— Your objective —
Copy out all lines that hold "city".

** BEGIN Dataset content **

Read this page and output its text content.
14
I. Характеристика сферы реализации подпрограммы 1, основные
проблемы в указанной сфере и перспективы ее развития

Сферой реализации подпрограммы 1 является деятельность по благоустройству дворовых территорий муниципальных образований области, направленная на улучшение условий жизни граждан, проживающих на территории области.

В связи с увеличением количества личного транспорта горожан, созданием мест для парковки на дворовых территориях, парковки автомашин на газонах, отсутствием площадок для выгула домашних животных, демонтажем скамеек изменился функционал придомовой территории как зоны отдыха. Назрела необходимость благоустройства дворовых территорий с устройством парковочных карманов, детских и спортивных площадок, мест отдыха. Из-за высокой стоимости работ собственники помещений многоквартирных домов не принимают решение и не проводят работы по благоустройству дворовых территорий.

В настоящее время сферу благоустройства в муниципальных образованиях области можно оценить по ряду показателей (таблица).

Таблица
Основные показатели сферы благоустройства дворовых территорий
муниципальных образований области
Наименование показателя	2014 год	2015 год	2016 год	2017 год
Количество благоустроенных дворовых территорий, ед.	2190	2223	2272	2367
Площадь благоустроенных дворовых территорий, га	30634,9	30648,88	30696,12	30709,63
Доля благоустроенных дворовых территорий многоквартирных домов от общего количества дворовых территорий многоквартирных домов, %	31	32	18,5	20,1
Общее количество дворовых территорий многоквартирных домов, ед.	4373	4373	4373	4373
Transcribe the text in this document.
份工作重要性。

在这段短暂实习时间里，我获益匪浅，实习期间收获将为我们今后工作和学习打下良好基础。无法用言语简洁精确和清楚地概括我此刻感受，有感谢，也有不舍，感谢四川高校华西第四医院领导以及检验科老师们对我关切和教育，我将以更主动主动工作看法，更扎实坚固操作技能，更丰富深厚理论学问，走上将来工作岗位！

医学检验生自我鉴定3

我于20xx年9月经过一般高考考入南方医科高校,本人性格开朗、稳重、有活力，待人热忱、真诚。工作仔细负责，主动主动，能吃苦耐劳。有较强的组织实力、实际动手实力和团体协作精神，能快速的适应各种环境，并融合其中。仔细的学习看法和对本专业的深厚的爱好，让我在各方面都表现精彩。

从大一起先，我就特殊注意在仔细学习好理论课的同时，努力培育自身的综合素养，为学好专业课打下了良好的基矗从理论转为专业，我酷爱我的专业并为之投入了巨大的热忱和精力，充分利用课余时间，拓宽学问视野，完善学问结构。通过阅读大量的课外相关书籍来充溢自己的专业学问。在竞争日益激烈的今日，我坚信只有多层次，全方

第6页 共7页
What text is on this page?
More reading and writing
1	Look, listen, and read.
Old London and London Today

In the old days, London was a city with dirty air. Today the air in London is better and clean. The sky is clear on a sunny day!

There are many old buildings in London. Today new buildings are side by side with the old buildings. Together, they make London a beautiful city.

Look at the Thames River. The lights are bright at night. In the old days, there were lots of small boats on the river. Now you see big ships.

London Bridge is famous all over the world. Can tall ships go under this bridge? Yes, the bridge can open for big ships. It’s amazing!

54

** END Dataset content **

— Solution to this exercise —
In the old days, London was a city with dirty air. Today the air in London is better and clean. The sky is clear on a sunny day!
There are many old buildings in London. Today new buildings are side by side with the old buildings. Together, they make London a beautiful city.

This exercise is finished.